HOW TO COMPLETE THIS TASK: Repeat every line of the data exactly; no picture belongs in the copy.

(Data entries for graphics)
###
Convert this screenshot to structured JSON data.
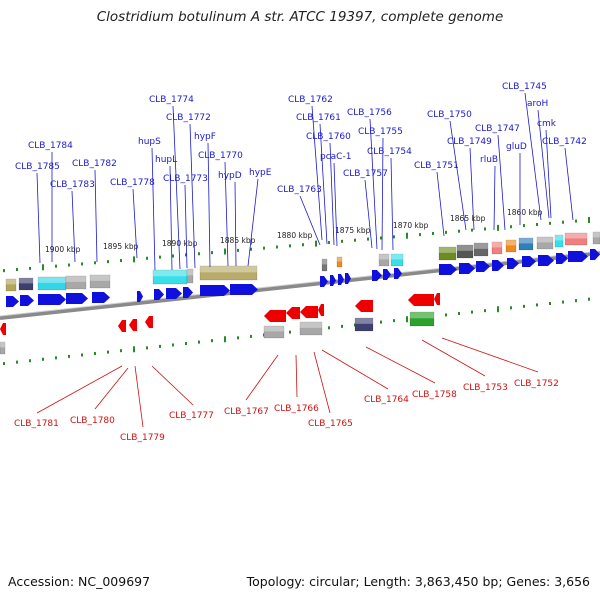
{
  "title": "Clostridium botulinum A str. ATCC 19397, complete genome",
  "footer": {
    "accession": "Accession: NC_009697",
    "summary": "Topology: circular; Length: 3,863,450 bp; Genes: 3,656"
  },
  "colors": {
    "forward_label": "#1a1acc",
    "reverse_label": "#cc1111",
    "forward_gene": "#1010dd",
    "reverse_gene": "#ee0000",
    "backbone": "#8a8a8a",
    "tick": "#2a8a2a"
  },
  "scale_labels": [
    {
      "text": "1900 kbp"
    },
    {
      "text": "1895 kbp"
    },
    {
      "text": "1890 kbp"
    },
    {
      "text": "1885 kbp"
    },
    {
      "text": "1880 kbp"
    },
    {
      "text": "1875 kbp"
    },
    {
      "text": "1870 kbp"
    },
    {
      "text": "1865 kbp"
    },
    {
      "text": "1860 kbp"
    }
  ],
  "forward_labels": [
    {
      "text": "CLB_1784"
    },
    {
      "text": "CLB_1785"
    },
    {
      "text": "CLB_1783"
    },
    {
      "text": "CLB_1782"
    },
    {
      "text": "CLB_1778"
    },
    {
      "text": "hupS"
    },
    {
      "text": "hupL"
    },
    {
      "text": "CLB_1774"
    },
    {
      "text": "CLB_1772"
    },
    {
      "text": "CLB_1773"
    },
    {
      "text": "hypF"
    },
    {
      "text": "CLB_1770"
    },
    {
      "text": "hypD"
    },
    {
      "text": "hypE"
    },
    {
      "text": "CLB_1762"
    },
    {
      "text": "CLB_1761"
    },
    {
      "text": "CLB_1760"
    },
    {
      "text": "pcaC-1"
    },
    {
      "text": "CLB_1763"
    },
    {
      "text": "CLB_1756"
    },
    {
      "text": "CLB_1755"
    },
    {
      "text": "CLB_1754"
    },
    {
      "text": "CLB_1757"
    },
    {
      "text": "CLB_1750"
    },
    {
      "text": "CLB_1751"
    },
    {
      "text": "CLB_1749"
    },
    {
      "text": "CLB_1747"
    },
    {
      "text": "rluB"
    },
    {
      "text": "gluD"
    },
    {
      "text": "CLB_1745"
    },
    {
      "text": "aroH"
    },
    {
      "text": "cmk"
    },
    {
      "text": "CLB_1742"
    }
  ],
  "reverse_labels": [
    {
      "text": "CLB_1781"
    },
    {
      "text": "CLB_1780"
    },
    {
      "text": "CLB_1779"
    },
    {
      "text": "CLB_1777"
    },
    {
      "text": "CLB_1767"
    },
    {
      "text": "CLB_1766"
    },
    {
      "text": "CLB_1765"
    },
    {
      "text": "CLB_1764"
    },
    {
      "text": "CLB_1758"
    },
    {
      "text": "CLB_1753"
    },
    {
      "text": "CLB_1752"
    }
  ]
}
###
SOLUTION FOR THIS PROBLEM:
Convert this screenshot to structured JSON data.
{
  "title": "Clostridium botulinum A str. ATCC 19397, complete genome",
  "footer": {
    "accession": "Accession: NC_009697",
    "summary": "Topology: circular; Length: 3,863,450 bp; Genes: 3,656"
  },
  "colors": {
    "forward_label": "#1a1acc",
    "reverse_label": "#cc1111",
    "forward_gene": "#1010dd",
    "reverse_gene": "#ee0000",
    "backbone": "#8a8a8a",
    "tick": "#2a8a2a"
  },
  "scale_labels": [
    {
      "text": "1900 kbp"
    },
    {
      "text": "1895 kbp"
    },
    {
      "text": "1890 kbp"
    },
    {
      "text": "1885 kbp"
    },
    {
      "text": "1880 kbp"
    },
    {
      "text": "1875 kbp"
    },
    {
      "text": "1870 kbp"
    },
    {
      "text": "1865 kbp"
    },
    {
      "text": "1860 kbp"
    }
  ],
  "forward_labels": [
    {
      "text": "CLB_1784"
    },
    {
      "text": "CLB_1785"
    },
    {
      "text": "CLB_1783"
    },
    {
      "text": "CLB_1782"
    },
    {
      "text": "CLB_1778"
    },
    {
      "text": "hupS"
    },
    {
      "text": "hupL"
    },
    {
      "text": "CLB_1774"
    },
    {
      "text": "CLB_1772"
    },
    {
      "text": "CLB_1773"
    },
    {
      "text": "hypF"
    },
    {
      "text": "CLB_1770"
    },
    {
      "text": "hypD"
    },
    {
      "text": "hypE"
    },
    {
      "text": "CLB_1762"
    },
    {
      "text": "CLB_1761"
    },
    {
      "text": "CLB_1760"
    },
    {
      "text": "pcaC-1"
    },
    {
      "text": "CLB_1763"
    },
    {
      "text": "CLB_1756"
    },
    {
      "text": "CLB_1755"
    },
    {
      "text": "CLB_1754"
    },
    {
      "text": "CLB_1757"
    },
    {
      "text": "CLB_1750"
    },
    {
      "text": "CLB_1751"
    },
    {
      "text": "CLB_1749"
    },
    {
      "text": "CLB_1747"
    },
    {
      "text": "rluB"
    },
    {
      "text": "gluD"
    },
    {
      "text": "CLB_1745"
    },
    {
      "text": "aroH"
    },
    {
      "text": "cmk"
    },
    {
      "text": "CLB_1742"
    }
  ],
  "reverse_labels": [
    {
      "text": "CLB_1781"
    },
    {
      "text": "CLB_1780"
    },
    {
      "text": "CLB_1779"
    },
    {
      "text": "CLB_1777"
    },
    {
      "text": "CLB_1767"
    },
    {
      "text": "CLB_1766"
    },
    {
      "text": "CLB_1765"
    },
    {
      "text": "CLB_1764"
    },
    {
      "text": "CLB_1758"
    },
    {
      "text": "CLB_1753"
    },
    {
      "text": "CLB_1752"
    }
  ]
}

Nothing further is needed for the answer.